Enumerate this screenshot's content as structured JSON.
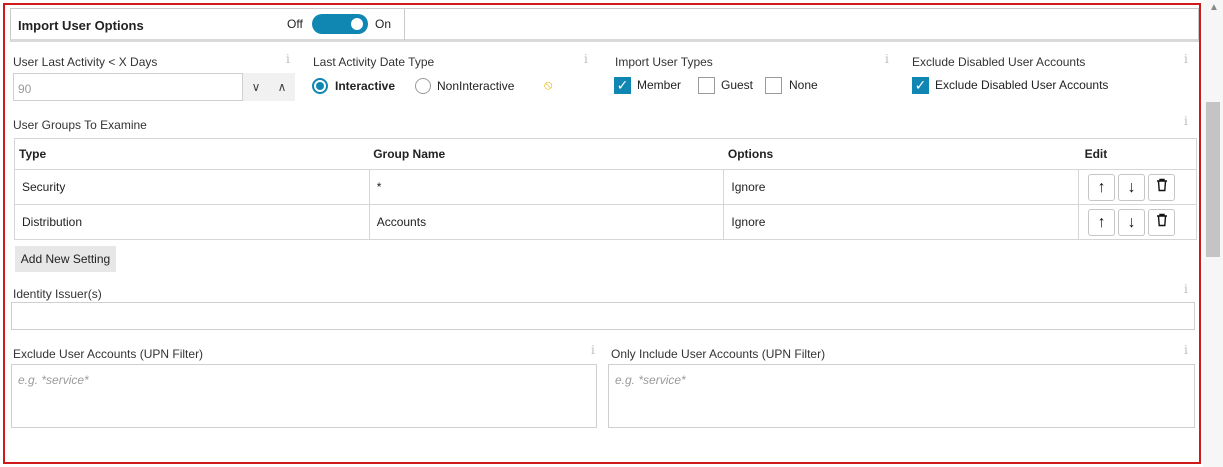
{
  "header": {
    "title": "Import User Options",
    "toggle_off": "Off",
    "toggle_on": "On"
  },
  "last_activity": {
    "label": "User Last Activity < X Days",
    "value": "90"
  },
  "activity_type": {
    "label": "Last Activity Date Type",
    "options": [
      "Interactive",
      "NonInteractive"
    ],
    "selected": "Interactive"
  },
  "user_types": {
    "label": "Import User Types",
    "options": [
      {
        "label": "Member",
        "checked": true
      },
      {
        "label": "Guest",
        "checked": false
      },
      {
        "label": "None",
        "checked": false
      }
    ]
  },
  "exclude_disabled": {
    "label": "Exclude Disabled User Accounts",
    "checkbox_label": "Exclude Disabled User Accounts",
    "checked": true
  },
  "groups": {
    "label": "User Groups To Examine",
    "columns": [
      "Type",
      "Group Name",
      "Options",
      "Edit"
    ],
    "rows": [
      {
        "type": "Security",
        "group_name": "*",
        "options": "Ignore"
      },
      {
        "type": "Distribution",
        "group_name": "Accounts",
        "options": "Ignore"
      }
    ],
    "add_button": "Add New Setting"
  },
  "identity_issuer": {
    "label": "Identity Issuer(s)",
    "value": ""
  },
  "exclude_upn": {
    "label": "Exclude User Accounts (UPN Filter)",
    "placeholder": "e.g. *service*"
  },
  "include_upn": {
    "label": "Only Include User Accounts (UPN Filter)",
    "placeholder": "e.g. *service*"
  },
  "icons": {
    "info": "info-icon",
    "up": "arrow-up-icon",
    "down": "arrow-down-icon",
    "delete": "trash-icon",
    "spin_down": "chevron-down-icon",
    "spin_up": "chevron-up-icon",
    "reset": "ban-icon"
  },
  "colors": {
    "accent": "#1086b3",
    "frame_border": "#d0191a",
    "warning": "#e3b400"
  }
}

# # # # # # #

◆ Work to complete
Repeat everything in the records precisely. Images are excluded from the copy.

◆ Response to the exercise
Enumerate this screenshot's content as structured JSON.
{
  "header": {
    "title": "Import User Options",
    "toggle_off": "Off",
    "toggle_on": "On"
  },
  "last_activity": {
    "label": "User Last Activity < X Days",
    "value": "90"
  },
  "activity_type": {
    "label": "Last Activity Date Type",
    "options": [
      "Interactive",
      "NonInteractive"
    ],
    "selected": "Interactive"
  },
  "user_types": {
    "label": "Import User Types",
    "options": [
      {
        "label": "Member",
        "checked": true
      },
      {
        "label": "Guest",
        "checked": false
      },
      {
        "label": "None",
        "checked": false
      }
    ]
  },
  "exclude_disabled": {
    "label": "Exclude Disabled User Accounts",
    "checkbox_label": "Exclude Disabled User Accounts",
    "checked": true
  },
  "groups": {
    "label": "User Groups To Examine",
    "columns": [
      "Type",
      "Group Name",
      "Options",
      "Edit"
    ],
    "rows": [
      {
        "type": "Security",
        "group_name": "*",
        "options": "Ignore"
      },
      {
        "type": "Distribution",
        "group_name": "Accounts",
        "options": "Ignore"
      }
    ],
    "add_button": "Add New Setting"
  },
  "identity_issuer": {
    "label": "Identity Issuer(s)",
    "value": ""
  },
  "exclude_upn": {
    "label": "Exclude User Accounts (UPN Filter)",
    "placeholder": "e.g. *service*"
  },
  "include_upn": {
    "label": "Only Include User Accounts (UPN Filter)",
    "placeholder": "e.g. *service*"
  },
  "icons": {
    "info": "info-icon",
    "up": "arrow-up-icon",
    "down": "arrow-down-icon",
    "delete": "trash-icon",
    "spin_down": "chevron-down-icon",
    "spin_up": "chevron-up-icon",
    "reset": "ban-icon"
  },
  "colors": {
    "accent": "#1086b3",
    "frame_border": "#d0191a",
    "warning": "#e3b400"
  }
}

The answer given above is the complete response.